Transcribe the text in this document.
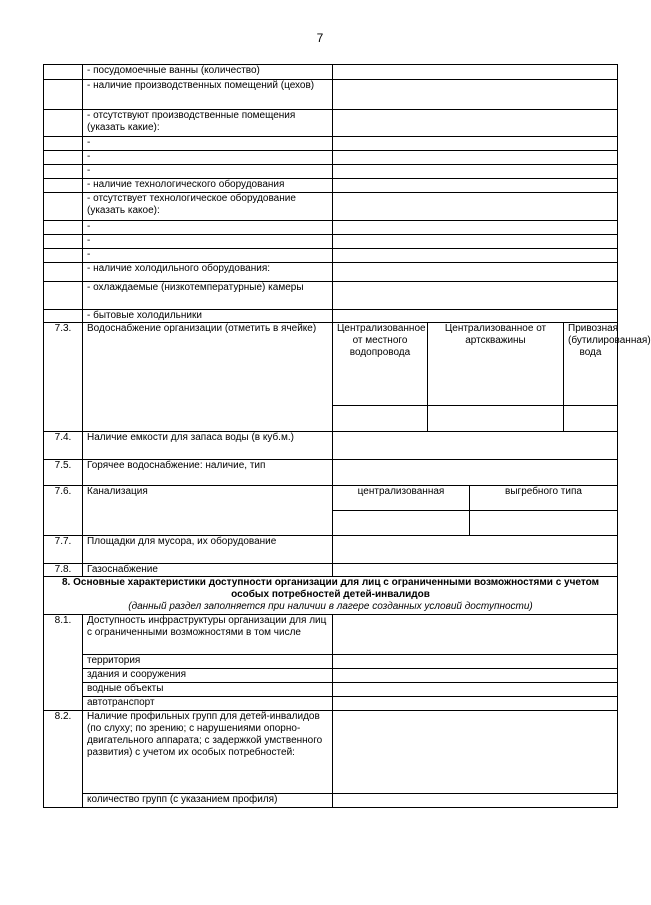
7
	- посудомоечные ванны (количество)				
	- наличие производственных помещений (цехов)				
	- отсутствуют производственные помещения (указать какие):				
	-				
	-				
	-				
	- наличие технологического оборудования				
	- отсутствует технологическое оборудование (указать какое):				
	-				
	-				
	-				
	- наличие холодильного оборудования:				
	- охлаждаемые (низкотемпературные) камеры				
	- бытовые холодильники				
7.3.	Водоснабжение организации (отметить в ячейке)	Централизованное от местного водопровода	Централизованное от артскважины		Привозная (бутилированная) вода

7.4.	Наличие емкости для запаса воды (в куб.м.)				
7.5.	Горячее водоснабжение: наличие, тип				
7.6.	Канализация	централизованная		выгребного типа	

7.7.	Площадки для мусора, их оборудование				
7.8.	Газоснабжение				
8. Основные характеристики доступности организации для лиц с ограниченными возможностями с учетом особых потребностей детей-инвалидов
(данный раздел заполняется при наличии в лагере созданных условий доступности)					

8.1.	Доступность инфраструктуры организации для лиц с ограниченными возможностями в том числе				
	территория				
	здания и сооружения				
	водные объекты				
	автотранспорт				
8.2.	Наличие профильных групп для детей-инвалидов (по слуху; по зрению; с нарушениями опорно-двигательного аппарата; с задержкой умственного развития) с учетом их особых потребностей:				
	количество групп (с указанием профиля)				
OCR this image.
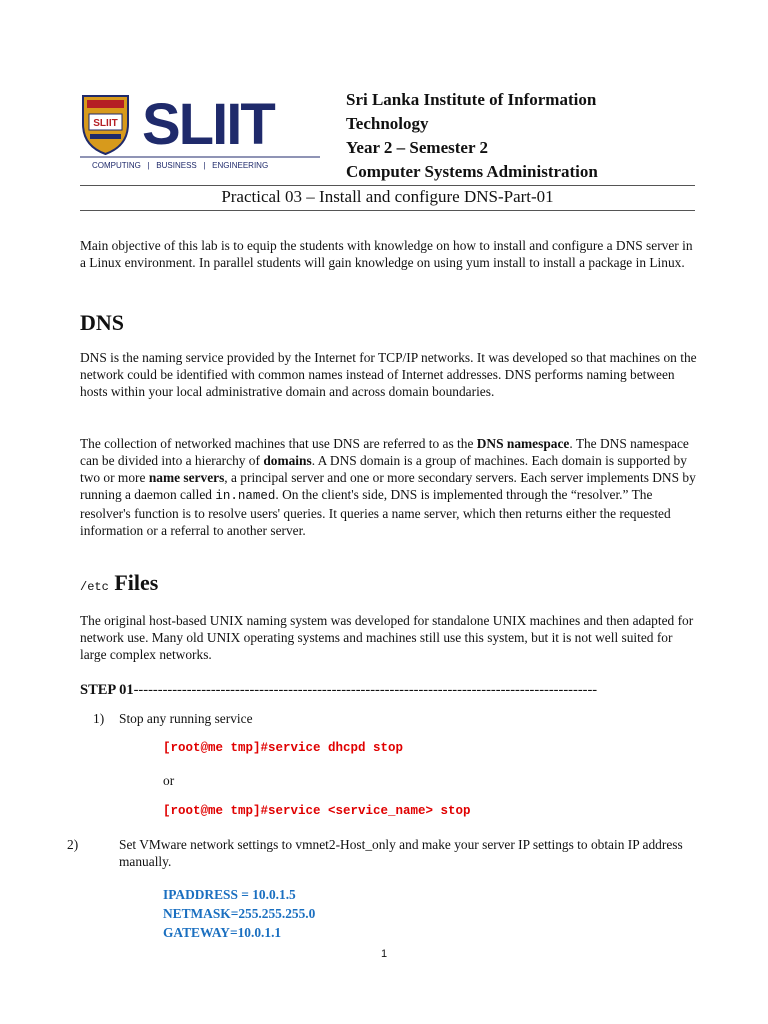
SLIIT SLIIT
COMPUTING   |   BUSINESS   |   ENGINEERING
Sri Lanka Institute of Information
Technology
Year 2 – Semester 2
Computer Systems Administration
Practical 03 – Install and configure DNS-Part-01
Main objective of this lab is to equip the students with knowledge on how to install and configure a DNS server in a Linux environment. In parallel students will gain knowledge on using yum install to install a package in Linux.
DNS
DNS is the naming service provided by the Internet for TCP/IP networks. It was developed so that machines on the network could be identified with common names instead of Internet addresses. DNS performs naming between hosts within your local administrative domain and across domain boundaries.
The collection of networked machines that use DNS are referred to as the DNS namespace. The DNS namespace can be divided into a hierarchy of domains. A DNS domain is a group of machines. Each domain is supported by two or more name servers, a principal server and one or more secondary servers. Each server implements DNS by running a daemon called in.named. On the client's side, DNS is implemented through the “resolver.” The resolver's function is to resolve users' queries. It queries a name server, which then returns either the requested information or a referral to another server.
/etc Files
The original host-based UNIX naming system was developed for standalone UNIX machines and then adapted for network use. Many old UNIX operating systems and machines still use this system, but it is not well suited for large complex networks.
STEP 01------------------------------------------------------------------------------------------------
1) Stop any running service
[root@me tmp]#service dhcpd stop
or
[root@me tmp]#service <service_name> stop
2)	Set VMware network settings to vmnet2-Host_only and make your server IP settings to obtain IP address manually.
IPADDRESS = 10.0.1.5
NETMASK=255.255.255.0
GATEWAY=10.0.1.1
1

What needs to be done: Leave the pictures out and copy the rest of the data exactly.

Answer to the exercise:
Transcribe the text in this document.
7
	- посудомоечные ванны (количество)				
	- наличие производственных помещений (цехов)				
	- отсутствуют производственные помещения (указать какие):				
	-				
	-				
	-				
	- наличие технологического оборудования				
	- отсутствует технологическое оборудование (указать какое):				
	-				
	-				
	-				
	- наличие холодильного оборудования:				
	- охлаждаемые (низкотемпературные) камеры				
	- бытовые холодильники				
7.3.	Водоснабжение организации (отметить в ячейке)	Централизованное от местного водопровода	Централизованное от артскважины		Привозная (бутилированная) вода

7.4.	Наличие емкости для запаса воды (в куб.м.)				
7.5.	Горячее водоснабжение: наличие, тип				
7.6.	Канализация	централизованная		выгребного типа	

7.7.	Площадки для мусора, их оборудование				
7.8.	Газоснабжение				
8. Основные характеристики доступности организации для лиц с ограниченными возможностями с учетом особых потребностей детей-инвалидов
(данный раздел заполняется при наличии в лагере созданных условий доступности)					

8.1.	Доступность инфраструктуры организации для лиц с ограниченными возможностями в том числе				
	территория				
	здания и сооружения				
	водные объекты				
	автотранспорт				
8.2.	Наличие профильных групп для детей-инвалидов (по слуху; по зрению; с нарушениями опорно-двигательного аппарата; с задержкой умственного развития) с учетом их особых потребностей:				
	количество групп (с указанием профиля)				
OCR this image.
SLIIT SLIIT
COMPUTING   |   BUSINESS   |   ENGINEERING
Sri Lanka Institute of Information
Technology
Year 2 – Semester 2
Computer Systems Administration
Practical 03 – Install and configure DNS-Part-01
Main objective of this lab is to equip the students with knowledge on how to install and configure a DNS server in a Linux environment. In parallel students will gain knowledge on using yum install to install a package in Linux.
DNS
DNS is the naming service provided by the Internet for TCP/IP networks. It was developed so that machines on the network could be identified with common names instead of Internet addresses. DNS performs naming between hosts within your local administrative domain and across domain boundaries.
The collection of networked machines that use DNS are referred to as the DNS namespace. The DNS namespace can be divided into a hierarchy of domains. A DNS domain is a group of machines. Each domain is supported by two or more name servers, a principal server and one or more secondary servers. Each server implements DNS by running a daemon called in.named. On the client's side, DNS is implemented through the “resolver.” The resolver's function is to resolve users' queries. It queries a name server, which then returns either the requested information or a referral to another server.
/etc Files
The original host-based UNIX naming system was developed for standalone UNIX machines and then adapted for network use. Many old UNIX operating systems and machines still use this system, but it is not well suited for large complex networks.
STEP 01------------------------------------------------------------------------------------------------
1) Stop any running service
[root@me tmp]#service dhcpd stop
or
[root@me tmp]#service <service_name> stop
2)	Set VMware network settings to vmnet2-Host_only and make your server IP settings to obtain IP address manually.
IPADDRESS = 10.0.1.5
NETMASK=255.255.255.0
GATEWAY=10.0.1.1
1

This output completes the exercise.